Stored data entries
◇ ◇ ◇
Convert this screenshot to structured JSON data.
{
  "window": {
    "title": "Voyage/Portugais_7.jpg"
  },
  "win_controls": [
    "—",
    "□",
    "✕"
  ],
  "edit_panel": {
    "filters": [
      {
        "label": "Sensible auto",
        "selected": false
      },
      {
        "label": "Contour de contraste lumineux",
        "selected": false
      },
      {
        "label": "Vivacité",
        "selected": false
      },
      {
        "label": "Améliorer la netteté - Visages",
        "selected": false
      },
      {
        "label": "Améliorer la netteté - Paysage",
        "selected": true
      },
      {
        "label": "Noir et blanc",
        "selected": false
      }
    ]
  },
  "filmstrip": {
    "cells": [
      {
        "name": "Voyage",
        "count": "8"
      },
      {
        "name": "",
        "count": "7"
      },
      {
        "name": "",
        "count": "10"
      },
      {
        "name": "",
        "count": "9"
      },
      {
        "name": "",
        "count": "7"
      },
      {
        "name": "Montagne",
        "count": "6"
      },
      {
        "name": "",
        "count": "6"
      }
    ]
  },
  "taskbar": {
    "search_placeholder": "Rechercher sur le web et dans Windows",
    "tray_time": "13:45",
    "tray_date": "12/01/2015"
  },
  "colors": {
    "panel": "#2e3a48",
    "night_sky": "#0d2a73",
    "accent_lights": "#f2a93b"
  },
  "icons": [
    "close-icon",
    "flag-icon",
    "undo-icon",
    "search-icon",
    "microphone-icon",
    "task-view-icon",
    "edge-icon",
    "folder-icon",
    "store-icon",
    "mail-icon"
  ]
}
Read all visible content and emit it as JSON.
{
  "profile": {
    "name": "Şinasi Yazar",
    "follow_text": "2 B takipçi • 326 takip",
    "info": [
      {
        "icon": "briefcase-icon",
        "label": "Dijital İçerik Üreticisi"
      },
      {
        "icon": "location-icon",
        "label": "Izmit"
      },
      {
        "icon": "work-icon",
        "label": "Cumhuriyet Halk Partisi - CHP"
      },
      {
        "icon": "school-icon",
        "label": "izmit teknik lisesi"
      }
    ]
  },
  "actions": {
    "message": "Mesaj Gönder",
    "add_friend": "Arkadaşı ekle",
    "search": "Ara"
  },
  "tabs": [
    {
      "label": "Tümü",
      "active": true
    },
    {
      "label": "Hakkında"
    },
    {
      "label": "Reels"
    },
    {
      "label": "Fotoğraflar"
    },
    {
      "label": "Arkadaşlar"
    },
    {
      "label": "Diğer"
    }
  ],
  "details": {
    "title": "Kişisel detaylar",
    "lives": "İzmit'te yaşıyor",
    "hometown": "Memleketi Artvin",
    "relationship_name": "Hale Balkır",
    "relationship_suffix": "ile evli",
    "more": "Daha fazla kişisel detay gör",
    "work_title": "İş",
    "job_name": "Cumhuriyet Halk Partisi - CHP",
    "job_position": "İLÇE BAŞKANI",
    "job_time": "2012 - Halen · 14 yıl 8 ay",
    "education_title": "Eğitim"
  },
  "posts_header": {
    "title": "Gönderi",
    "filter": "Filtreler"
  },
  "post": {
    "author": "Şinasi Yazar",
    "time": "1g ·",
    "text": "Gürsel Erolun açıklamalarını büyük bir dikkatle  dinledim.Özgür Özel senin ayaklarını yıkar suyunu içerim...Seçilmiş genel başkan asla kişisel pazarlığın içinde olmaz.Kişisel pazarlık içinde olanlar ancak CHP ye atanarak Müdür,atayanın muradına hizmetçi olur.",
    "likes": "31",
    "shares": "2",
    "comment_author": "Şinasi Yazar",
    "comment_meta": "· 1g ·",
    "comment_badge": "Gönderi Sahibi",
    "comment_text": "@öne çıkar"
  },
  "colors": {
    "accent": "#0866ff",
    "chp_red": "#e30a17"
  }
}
◇ ◇ ◇
§ **Written request**:
Repeat every entry word for word.

§ **Right answer**:
Convert this screenshot to structured JSON data.
{
  "window": {
    "title": "Voyage/Portugais_7.jpg"
  },
  "win_controls": [
    "—",
    "□",
    "✕"
  ],
  "edit_panel": {
    "filters": [
      {
        "label": "Sensible auto",
        "selected": false
      },
      {
        "label": "Contour de contraste lumineux",
        "selected": false
      },
      {
        "label": "Vivacité",
        "selected": false
      },
      {
        "label": "Améliorer la netteté - Visages",
        "selected": false
      },
      {
        "label": "Améliorer la netteté - Paysage",
        "selected": true
      },
      {
        "label": "Noir et blanc",
        "selected": false
      }
    ]
  },
  "filmstrip": {
    "cells": [
      {
        "name": "Voyage",
        "count": "8"
      },
      {
        "name": "",
        "count": "7"
      },
      {
        "name": "",
        "count": "10"
      },
      {
        "name": "",
        "count": "9"
      },
      {
        "name": "",
        "count": "7"
      },
      {
        "name": "Montagne",
        "count": "6"
      },
      {
        "name": "",
        "count": "6"
      }
    ]
  },
  "taskbar": {
    "search_placeholder": "Rechercher sur le web et dans Windows",
    "tray_time": "13:45",
    "tray_date": "12/01/2015"
  },
  "colors": {
    "panel": "#2e3a48",
    "night_sky": "#0d2a73",
    "accent_lights": "#f2a93b"
  },
  "icons": [
    "close-icon",
    "flag-icon",
    "undo-icon",
    "search-icon",
    "microphone-icon",
    "task-view-icon",
    "edge-icon",
    "folder-icon",
    "store-icon",
    "mail-icon"
  ]
}
Read all visible content and emit it as JSON.
{
  "profile": {
    "name": "Şinasi Yazar",
    "follow_text": "2 B takipçi • 326 takip",
    "info": [
      {
        "icon": "briefcase-icon",
        "label": "Dijital İçerik Üreticisi"
      },
      {
        "icon": "location-icon",
        "label": "Izmit"
      },
      {
        "icon": "work-icon",
        "label": "Cumhuriyet Halk Partisi - CHP"
      },
      {
        "icon": "school-icon",
        "label": "izmit teknik lisesi"
      }
    ]
  },
  "actions": {
    "message": "Mesaj Gönder",
    "add_friend": "Arkadaşı ekle",
    "search": "Ara"
  },
  "tabs": [
    {
      "label": "Tümü",
      "active": true
    },
    {
      "label": "Hakkında"
    },
    {
      "label": "Reels"
    },
    {
      "label": "Fotoğraflar"
    },
    {
      "label": "Arkadaşlar"
    },
    {
      "label": "Diğer"
    }
  ],
  "details": {
    "title": "Kişisel detaylar",
    "lives": "İzmit'te yaşıyor",
    "hometown": "Memleketi Artvin",
    "relationship_name": "Hale Balkır",
    "relationship_suffix": "ile evli",
    "more": "Daha fazla kişisel detay gör",
    "work_title": "İş",
    "job_name": "Cumhuriyet Halk Partisi - CHP",
    "job_position": "İLÇE BAŞKANI",
    "job_time": "2012 - Halen · 14 yıl 8 ay",
    "education_title": "Eğitim"
  },
  "posts_header": {
    "title": "Gönderi",
    "filter": "Filtreler"
  },
  "post": {
    "author": "Şinasi Yazar",
    "time": "1g ·",
    "text": "Gürsel Erolun açıklamalarını büyük bir dikkatle  dinledim.Özgür Özel senin ayaklarını yıkar suyunu içerim...Seçilmiş genel başkan asla kişisel pazarlığın içinde olmaz.Kişisel pazarlık içinde olanlar ancak CHP ye atanarak Müdür,atayanın muradına hizmetçi olur.",
    "likes": "31",
    "shares": "2",
    "comment_author": "Şinasi Yazar",
    "comment_meta": "· 1g ·",
    "comment_badge": "Gönderi Sahibi",
    "comment_text": "@öne çıkar"
  },
  "colors": {
    "accent": "#0866ff",
    "chp_red": "#e30a17"
  }
}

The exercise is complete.